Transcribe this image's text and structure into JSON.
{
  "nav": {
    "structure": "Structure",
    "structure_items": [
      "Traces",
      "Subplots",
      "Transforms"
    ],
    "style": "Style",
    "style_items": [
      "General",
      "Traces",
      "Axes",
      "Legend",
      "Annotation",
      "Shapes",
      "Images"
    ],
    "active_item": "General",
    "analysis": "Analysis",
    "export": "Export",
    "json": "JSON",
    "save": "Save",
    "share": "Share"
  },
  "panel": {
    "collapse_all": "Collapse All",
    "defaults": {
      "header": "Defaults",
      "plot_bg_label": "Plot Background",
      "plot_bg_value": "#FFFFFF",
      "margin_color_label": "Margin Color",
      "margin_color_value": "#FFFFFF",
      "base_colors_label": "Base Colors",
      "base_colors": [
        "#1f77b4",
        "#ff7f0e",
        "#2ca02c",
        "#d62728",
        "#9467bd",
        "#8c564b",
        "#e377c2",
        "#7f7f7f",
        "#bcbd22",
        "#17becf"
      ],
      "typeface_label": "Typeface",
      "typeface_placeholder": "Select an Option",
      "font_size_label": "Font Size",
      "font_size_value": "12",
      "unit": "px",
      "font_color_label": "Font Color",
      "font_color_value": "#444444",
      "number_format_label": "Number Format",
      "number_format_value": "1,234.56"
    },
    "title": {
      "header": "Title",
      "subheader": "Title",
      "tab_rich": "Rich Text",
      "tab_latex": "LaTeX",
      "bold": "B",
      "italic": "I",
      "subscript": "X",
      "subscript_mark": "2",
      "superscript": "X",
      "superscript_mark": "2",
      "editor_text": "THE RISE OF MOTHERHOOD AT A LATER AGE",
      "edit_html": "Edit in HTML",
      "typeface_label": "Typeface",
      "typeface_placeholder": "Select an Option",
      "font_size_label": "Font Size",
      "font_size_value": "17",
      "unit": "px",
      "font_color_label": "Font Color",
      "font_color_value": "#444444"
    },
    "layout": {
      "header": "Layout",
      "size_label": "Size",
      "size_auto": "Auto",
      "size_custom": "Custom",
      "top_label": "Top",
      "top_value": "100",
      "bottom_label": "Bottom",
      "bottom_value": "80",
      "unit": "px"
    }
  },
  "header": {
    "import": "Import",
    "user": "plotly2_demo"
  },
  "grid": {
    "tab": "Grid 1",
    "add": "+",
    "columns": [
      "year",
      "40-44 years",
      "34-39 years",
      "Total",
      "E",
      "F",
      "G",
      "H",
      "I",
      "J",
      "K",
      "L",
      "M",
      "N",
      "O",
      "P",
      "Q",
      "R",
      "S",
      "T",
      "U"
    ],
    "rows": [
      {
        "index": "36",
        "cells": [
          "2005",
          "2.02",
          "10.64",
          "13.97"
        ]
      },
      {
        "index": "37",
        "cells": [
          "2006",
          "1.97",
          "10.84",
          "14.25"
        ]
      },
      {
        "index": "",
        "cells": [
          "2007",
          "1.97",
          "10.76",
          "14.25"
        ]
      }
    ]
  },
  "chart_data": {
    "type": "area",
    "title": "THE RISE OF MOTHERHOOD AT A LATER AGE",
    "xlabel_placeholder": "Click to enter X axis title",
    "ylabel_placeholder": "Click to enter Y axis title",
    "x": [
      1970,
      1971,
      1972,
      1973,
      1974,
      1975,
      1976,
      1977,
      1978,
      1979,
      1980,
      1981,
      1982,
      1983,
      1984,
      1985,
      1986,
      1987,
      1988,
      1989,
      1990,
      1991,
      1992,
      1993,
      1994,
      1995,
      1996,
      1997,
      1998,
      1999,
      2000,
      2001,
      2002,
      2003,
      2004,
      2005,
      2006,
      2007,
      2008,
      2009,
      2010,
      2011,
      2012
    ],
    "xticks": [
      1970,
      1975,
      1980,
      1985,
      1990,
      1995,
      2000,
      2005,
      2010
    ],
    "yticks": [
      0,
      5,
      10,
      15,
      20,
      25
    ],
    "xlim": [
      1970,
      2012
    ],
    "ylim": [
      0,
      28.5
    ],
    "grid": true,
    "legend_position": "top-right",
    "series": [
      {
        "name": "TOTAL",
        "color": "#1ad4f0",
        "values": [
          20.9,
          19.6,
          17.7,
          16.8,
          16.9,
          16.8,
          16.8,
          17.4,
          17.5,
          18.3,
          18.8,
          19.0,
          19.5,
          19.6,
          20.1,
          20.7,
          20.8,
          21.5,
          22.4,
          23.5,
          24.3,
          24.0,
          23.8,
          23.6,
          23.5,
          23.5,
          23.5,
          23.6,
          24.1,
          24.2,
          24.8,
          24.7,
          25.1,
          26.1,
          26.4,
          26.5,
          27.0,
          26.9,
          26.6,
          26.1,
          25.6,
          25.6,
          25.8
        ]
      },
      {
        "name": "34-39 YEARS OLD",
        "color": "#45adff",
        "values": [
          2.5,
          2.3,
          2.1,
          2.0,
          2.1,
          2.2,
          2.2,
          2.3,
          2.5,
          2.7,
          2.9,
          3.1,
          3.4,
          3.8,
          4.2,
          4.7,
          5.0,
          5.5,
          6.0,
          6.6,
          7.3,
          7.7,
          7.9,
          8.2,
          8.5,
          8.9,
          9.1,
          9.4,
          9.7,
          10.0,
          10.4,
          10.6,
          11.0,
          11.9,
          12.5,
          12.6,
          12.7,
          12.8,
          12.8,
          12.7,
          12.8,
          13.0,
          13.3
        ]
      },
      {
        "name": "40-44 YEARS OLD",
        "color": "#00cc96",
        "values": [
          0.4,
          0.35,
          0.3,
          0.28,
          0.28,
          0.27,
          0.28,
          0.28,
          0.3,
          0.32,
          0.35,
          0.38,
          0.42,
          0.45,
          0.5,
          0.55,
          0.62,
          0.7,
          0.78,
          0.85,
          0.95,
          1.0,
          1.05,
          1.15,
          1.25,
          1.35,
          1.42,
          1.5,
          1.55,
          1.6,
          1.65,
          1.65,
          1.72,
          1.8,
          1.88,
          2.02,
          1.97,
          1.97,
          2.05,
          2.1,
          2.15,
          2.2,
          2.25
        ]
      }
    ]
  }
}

□ □ □ □

**DIRECTIONS FOR THIS TASK**. Write the listing out again, exactly as it reads.

**EXERCISE ANSWER**.
Transcribe this image's text and structure into JSON.
{
  "nav": {
    "structure": "Structure",
    "structure_items": [
      "Traces",
      "Subplots",
      "Transforms"
    ],
    "style": "Style",
    "style_items": [
      "General",
      "Traces",
      "Axes",
      "Legend",
      "Annotation",
      "Shapes",
      "Images"
    ],
    "active_item": "General",
    "analysis": "Analysis",
    "export": "Export",
    "json": "JSON",
    "save": "Save",
    "share": "Share"
  },
  "panel": {
    "collapse_all": "Collapse All",
    "defaults": {
      "header": "Defaults",
      "plot_bg_label": "Plot Background",
      "plot_bg_value": "#FFFFFF",
      "margin_color_label": "Margin Color",
      "margin_color_value": "#FFFFFF",
      "base_colors_label": "Base Colors",
      "base_colors": [
        "#1f77b4",
        "#ff7f0e",
        "#2ca02c",
        "#d62728",
        "#9467bd",
        "#8c564b",
        "#e377c2",
        "#7f7f7f",
        "#bcbd22",
        "#17becf"
      ],
      "typeface_label": "Typeface",
      "typeface_placeholder": "Select an Option",
      "font_size_label": "Font Size",
      "font_size_value": "12",
      "unit": "px",
      "font_color_label": "Font Color",
      "font_color_value": "#444444",
      "number_format_label": "Number Format",
      "number_format_value": "1,234.56"
    },
    "title": {
      "header": "Title",
      "subheader": "Title",
      "tab_rich": "Rich Text",
      "tab_latex": "LaTeX",
      "bold": "B",
      "italic": "I",
      "subscript": "X",
      "subscript_mark": "2",
      "superscript": "X",
      "superscript_mark": "2",
      "editor_text": "THE RISE OF MOTHERHOOD AT A LATER AGE",
      "edit_html": "Edit in HTML",
      "typeface_label": "Typeface",
      "typeface_placeholder": "Select an Option",
      "font_size_label": "Font Size",
      "font_size_value": "17",
      "unit": "px",
      "font_color_label": "Font Color",
      "font_color_value": "#444444"
    },
    "layout": {
      "header": "Layout",
      "size_label": "Size",
      "size_auto": "Auto",
      "size_custom": "Custom",
      "top_label": "Top",
      "top_value": "100",
      "bottom_label": "Bottom",
      "bottom_value": "80",
      "unit": "px"
    }
  },
  "header": {
    "import": "Import",
    "user": "plotly2_demo"
  },
  "grid": {
    "tab": "Grid 1",
    "add": "+",
    "columns": [
      "year",
      "40-44 years",
      "34-39 years",
      "Total",
      "E",
      "F",
      "G",
      "H",
      "I",
      "J",
      "K",
      "L",
      "M",
      "N",
      "O",
      "P",
      "Q",
      "R",
      "S",
      "T",
      "U"
    ],
    "rows": [
      {
        "index": "36",
        "cells": [
          "2005",
          "2.02",
          "10.64",
          "13.97"
        ]
      },
      {
        "index": "37",
        "cells": [
          "2006",
          "1.97",
          "10.84",
          "14.25"
        ]
      },
      {
        "index": "",
        "cells": [
          "2007",
          "1.97",
          "10.76",
          "14.25"
        ]
      }
    ]
  },
  "chart_data": {
    "type": "area",
    "title": "THE RISE OF MOTHERHOOD AT A LATER AGE",
    "xlabel_placeholder": "Click to enter X axis title",
    "ylabel_placeholder": "Click to enter Y axis title",
    "x": [
      1970,
      1971,
      1972,
      1973,
      1974,
      1975,
      1976,
      1977,
      1978,
      1979,
      1980,
      1981,
      1982,
      1983,
      1984,
      1985,
      1986,
      1987,
      1988,
      1989,
      1990,
      1991,
      1992,
      1993,
      1994,
      1995,
      1996,
      1997,
      1998,
      1999,
      2000,
      2001,
      2002,
      2003,
      2004,
      2005,
      2006,
      2007,
      2008,
      2009,
      2010,
      2011,
      2012
    ],
    "xticks": [
      1970,
      1975,
      1980,
      1985,
      1990,
      1995,
      2000,
      2005,
      2010
    ],
    "yticks": [
      0,
      5,
      10,
      15,
      20,
      25
    ],
    "xlim": [
      1970,
      2012
    ],
    "ylim": [
      0,
      28.5
    ],
    "grid": true,
    "legend_position": "top-right",
    "series": [
      {
        "name": "TOTAL",
        "color": "#1ad4f0",
        "values": [
          20.9,
          19.6,
          17.7,
          16.8,
          16.9,
          16.8,
          16.8,
          17.4,
          17.5,
          18.3,
          18.8,
          19.0,
          19.5,
          19.6,
          20.1,
          20.7,
          20.8,
          21.5,
          22.4,
          23.5,
          24.3,
          24.0,
          23.8,
          23.6,
          23.5,
          23.5,
          23.5,
          23.6,
          24.1,
          24.2,
          24.8,
          24.7,
          25.1,
          26.1,
          26.4,
          26.5,
          27.0,
          26.9,
          26.6,
          26.1,
          25.6,
          25.6,
          25.8
        ]
      },
      {
        "name": "34-39 YEARS OLD",
        "color": "#45adff",
        "values": [
          2.5,
          2.3,
          2.1,
          2.0,
          2.1,
          2.2,
          2.2,
          2.3,
          2.5,
          2.7,
          2.9,
          3.1,
          3.4,
          3.8,
          4.2,
          4.7,
          5.0,
          5.5,
          6.0,
          6.6,
          7.3,
          7.7,
          7.9,
          8.2,
          8.5,
          8.9,
          9.1,
          9.4,
          9.7,
          10.0,
          10.4,
          10.6,
          11.0,
          11.9,
          12.5,
          12.6,
          12.7,
          12.8,
          12.8,
          12.7,
          12.8,
          13.0,
          13.3
        ]
      },
      {
        "name": "40-44 YEARS OLD",
        "color": "#00cc96",
        "values": [
          0.4,
          0.35,
          0.3,
          0.28,
          0.28,
          0.27,
          0.28,
          0.28,
          0.3,
          0.32,
          0.35,
          0.38,
          0.42,
          0.45,
          0.5,
          0.55,
          0.62,
          0.7,
          0.78,
          0.85,
          0.95,
          1.0,
          1.05,
          1.15,
          1.25,
          1.35,
          1.42,
          1.5,
          1.55,
          1.6,
          1.65,
          1.65,
          1.72,
          1.8,
          1.88,
          2.02,
          1.97,
          1.97,
          2.05,
          2.1,
          2.15,
          2.2,
          2.25
        ]
      }
    ]
  }
}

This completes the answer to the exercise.